提供文書:
_ _ _ _ _ _ _
北茨城市、大津漁港に隣接した「ようそろー物産館」に小売店舗を構え、前浜に水揚げされた魚介類を使った干物やしらす干しのほか、真いか一夜干しなどを自社で製造、販売しているまるむら商店。週末には首都圏はじめ多くの観光客が訪れる人気店です。
まるむら商店は、村山さんの父、功(いさお)さんが昭和40年代に開業、丸干しイワシ、シラス干し、煮干しイワシを主力として製造、築地市場ほか名古屋、横浜、仙台などの市場に卸していました。
村山さんは、専門学校で情報処理を学び、IT関連企業に就職。神奈川県で、企業のオペレーションシステム構築に携わるプログラマーとして勤めていました。まるむら商店に入ったのは、今から36年前の25歳の時。
_ _ _ _ _ _ _
指示 1:
まるむら商店の紹介文によると、同店を開業したのは誰で、いつのことですか。
指示 2:
まるむら商店の紹介文の続きを、最後の文の後から記してください。

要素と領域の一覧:
_ _ _ _ _ _ _
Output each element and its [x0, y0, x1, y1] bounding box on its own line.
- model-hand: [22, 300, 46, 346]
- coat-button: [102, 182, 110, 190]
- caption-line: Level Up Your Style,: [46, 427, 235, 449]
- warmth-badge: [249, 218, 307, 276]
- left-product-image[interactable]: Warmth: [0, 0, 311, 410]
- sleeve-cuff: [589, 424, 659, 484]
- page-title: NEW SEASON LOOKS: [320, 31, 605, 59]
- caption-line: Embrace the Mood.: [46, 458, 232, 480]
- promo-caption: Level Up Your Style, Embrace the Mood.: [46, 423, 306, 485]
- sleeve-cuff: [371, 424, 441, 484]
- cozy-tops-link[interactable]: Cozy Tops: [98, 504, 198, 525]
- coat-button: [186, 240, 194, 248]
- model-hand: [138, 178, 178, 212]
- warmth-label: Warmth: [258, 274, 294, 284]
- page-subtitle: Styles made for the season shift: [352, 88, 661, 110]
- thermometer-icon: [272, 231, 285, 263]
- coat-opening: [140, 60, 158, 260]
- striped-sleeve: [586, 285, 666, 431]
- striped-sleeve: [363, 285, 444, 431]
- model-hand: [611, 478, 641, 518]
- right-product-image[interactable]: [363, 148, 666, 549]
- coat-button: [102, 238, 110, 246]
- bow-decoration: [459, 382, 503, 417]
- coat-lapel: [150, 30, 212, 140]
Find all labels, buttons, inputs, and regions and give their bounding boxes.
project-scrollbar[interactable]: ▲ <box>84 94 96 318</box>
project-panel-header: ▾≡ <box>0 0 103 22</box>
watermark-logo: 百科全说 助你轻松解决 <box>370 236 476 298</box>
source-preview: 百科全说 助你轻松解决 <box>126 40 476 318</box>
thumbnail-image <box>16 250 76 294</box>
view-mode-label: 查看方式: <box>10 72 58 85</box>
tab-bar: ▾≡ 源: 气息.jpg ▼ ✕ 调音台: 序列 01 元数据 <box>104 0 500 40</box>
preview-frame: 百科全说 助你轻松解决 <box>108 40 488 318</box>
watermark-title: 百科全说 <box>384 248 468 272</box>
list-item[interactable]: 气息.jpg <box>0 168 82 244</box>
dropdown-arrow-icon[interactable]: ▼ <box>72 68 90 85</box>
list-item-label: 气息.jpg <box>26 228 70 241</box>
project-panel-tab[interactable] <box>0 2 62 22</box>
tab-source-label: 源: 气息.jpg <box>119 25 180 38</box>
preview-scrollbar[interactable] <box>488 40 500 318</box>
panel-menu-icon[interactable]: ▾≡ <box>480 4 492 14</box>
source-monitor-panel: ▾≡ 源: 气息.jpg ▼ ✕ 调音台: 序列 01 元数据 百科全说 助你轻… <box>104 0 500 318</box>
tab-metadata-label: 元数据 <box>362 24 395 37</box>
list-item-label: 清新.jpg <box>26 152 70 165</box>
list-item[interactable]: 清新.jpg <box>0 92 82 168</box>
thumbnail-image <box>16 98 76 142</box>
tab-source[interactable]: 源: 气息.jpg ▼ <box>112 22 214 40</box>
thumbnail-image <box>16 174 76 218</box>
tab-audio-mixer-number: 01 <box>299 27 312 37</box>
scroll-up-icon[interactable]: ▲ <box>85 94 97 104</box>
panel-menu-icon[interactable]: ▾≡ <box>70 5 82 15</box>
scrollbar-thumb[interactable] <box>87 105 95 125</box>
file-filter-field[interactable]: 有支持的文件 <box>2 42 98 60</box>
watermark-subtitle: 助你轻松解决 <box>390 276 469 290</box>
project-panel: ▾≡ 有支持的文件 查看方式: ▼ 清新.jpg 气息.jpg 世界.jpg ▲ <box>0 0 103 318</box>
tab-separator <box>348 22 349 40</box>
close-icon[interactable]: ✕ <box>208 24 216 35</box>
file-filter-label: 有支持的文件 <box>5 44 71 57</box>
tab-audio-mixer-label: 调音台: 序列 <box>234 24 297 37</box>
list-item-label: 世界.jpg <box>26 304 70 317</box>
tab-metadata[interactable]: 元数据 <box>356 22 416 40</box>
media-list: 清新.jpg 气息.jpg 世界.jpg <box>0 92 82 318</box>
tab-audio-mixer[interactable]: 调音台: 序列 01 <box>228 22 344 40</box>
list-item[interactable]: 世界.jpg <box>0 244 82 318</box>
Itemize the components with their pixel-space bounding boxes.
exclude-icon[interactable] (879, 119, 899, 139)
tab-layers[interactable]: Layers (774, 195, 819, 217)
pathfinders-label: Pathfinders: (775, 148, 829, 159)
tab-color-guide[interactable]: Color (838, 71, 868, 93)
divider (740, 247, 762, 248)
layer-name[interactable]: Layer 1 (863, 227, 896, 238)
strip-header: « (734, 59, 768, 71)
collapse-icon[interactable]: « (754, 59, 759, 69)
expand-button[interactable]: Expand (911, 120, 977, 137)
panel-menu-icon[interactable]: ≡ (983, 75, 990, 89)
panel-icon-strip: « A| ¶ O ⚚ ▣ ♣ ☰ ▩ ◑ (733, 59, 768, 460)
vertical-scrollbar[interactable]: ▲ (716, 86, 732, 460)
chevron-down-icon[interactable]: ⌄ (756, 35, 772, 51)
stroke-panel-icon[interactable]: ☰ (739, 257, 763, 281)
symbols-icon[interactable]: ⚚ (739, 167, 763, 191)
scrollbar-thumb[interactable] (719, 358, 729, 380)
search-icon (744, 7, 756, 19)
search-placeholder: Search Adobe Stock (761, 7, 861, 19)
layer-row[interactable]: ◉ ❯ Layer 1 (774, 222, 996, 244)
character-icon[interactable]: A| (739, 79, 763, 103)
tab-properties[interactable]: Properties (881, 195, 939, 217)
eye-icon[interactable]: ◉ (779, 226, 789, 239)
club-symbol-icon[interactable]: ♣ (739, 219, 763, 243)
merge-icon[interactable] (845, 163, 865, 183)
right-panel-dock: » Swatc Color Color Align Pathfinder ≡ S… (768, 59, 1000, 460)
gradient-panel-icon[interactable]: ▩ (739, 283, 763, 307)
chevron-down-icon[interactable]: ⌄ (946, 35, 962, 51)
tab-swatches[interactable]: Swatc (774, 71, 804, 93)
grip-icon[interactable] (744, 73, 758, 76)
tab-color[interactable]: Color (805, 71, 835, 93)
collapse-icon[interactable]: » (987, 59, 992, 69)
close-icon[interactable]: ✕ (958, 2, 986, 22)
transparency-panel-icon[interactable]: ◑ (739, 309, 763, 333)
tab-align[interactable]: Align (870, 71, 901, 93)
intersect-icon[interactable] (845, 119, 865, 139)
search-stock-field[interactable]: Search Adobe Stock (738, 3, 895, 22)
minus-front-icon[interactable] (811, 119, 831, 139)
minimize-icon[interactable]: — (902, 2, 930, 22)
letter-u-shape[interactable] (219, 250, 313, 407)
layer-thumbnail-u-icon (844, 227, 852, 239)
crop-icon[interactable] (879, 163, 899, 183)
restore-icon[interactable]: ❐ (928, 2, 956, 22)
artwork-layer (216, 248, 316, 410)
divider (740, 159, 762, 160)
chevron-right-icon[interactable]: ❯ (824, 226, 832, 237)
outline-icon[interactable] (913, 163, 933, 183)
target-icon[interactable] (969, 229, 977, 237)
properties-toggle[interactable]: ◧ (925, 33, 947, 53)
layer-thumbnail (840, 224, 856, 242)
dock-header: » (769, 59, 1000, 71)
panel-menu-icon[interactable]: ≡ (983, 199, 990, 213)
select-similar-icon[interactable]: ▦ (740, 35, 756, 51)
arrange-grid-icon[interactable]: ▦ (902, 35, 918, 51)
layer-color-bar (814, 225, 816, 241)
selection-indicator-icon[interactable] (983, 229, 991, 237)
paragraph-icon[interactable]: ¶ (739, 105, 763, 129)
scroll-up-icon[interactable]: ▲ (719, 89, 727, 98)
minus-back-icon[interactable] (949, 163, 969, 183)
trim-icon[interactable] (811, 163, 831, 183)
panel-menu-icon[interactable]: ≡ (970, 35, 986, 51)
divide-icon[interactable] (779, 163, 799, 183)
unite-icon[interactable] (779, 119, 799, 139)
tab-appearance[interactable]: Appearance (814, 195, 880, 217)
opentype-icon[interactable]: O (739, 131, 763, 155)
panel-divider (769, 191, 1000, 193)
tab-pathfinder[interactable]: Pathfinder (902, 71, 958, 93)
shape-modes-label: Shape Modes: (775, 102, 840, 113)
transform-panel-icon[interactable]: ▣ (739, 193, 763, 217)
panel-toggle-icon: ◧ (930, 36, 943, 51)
_ _ _ _ _ _ _
回答 1:
村山さんの父である功(いさお)さんが、昭和40年代に開業しました。

回答 2:
「当時は原料も潤沢で事業も忙しくなっていたので、5年間働いた会社を辞め、家業に入りました。親父が足を悪くしていたので、買い付けもはじめから『行ってこい』と自分が任されることになって。でも親父とつながりのある同業の先輩たちに親切な方々がたくさんいて、魚の良し悪しや相場感など親身になって教えてくれました」
家業に入ってから5年ほどたち、村山さんは、規格外で市場には卸せない商品の販売先として、ネット販売を他社に先駆けて開始します。
「今では簡単に画像もネット上に上げられますが、当時は、デジタルカメラで撮った画像をパソコンに取り込むだけでも手間がかかりましたから、同業者内では、ネット販売はまだハードルが高かったんですよね。自分のスキルを生かして、売上を少しでも上げたいという思いでした。売上の割合的にはわずかですが、こちらが想像もしていなかった顧客ができるなど、市場に卸しているだけでは、分からなかったことに気づけたことも大きかったです」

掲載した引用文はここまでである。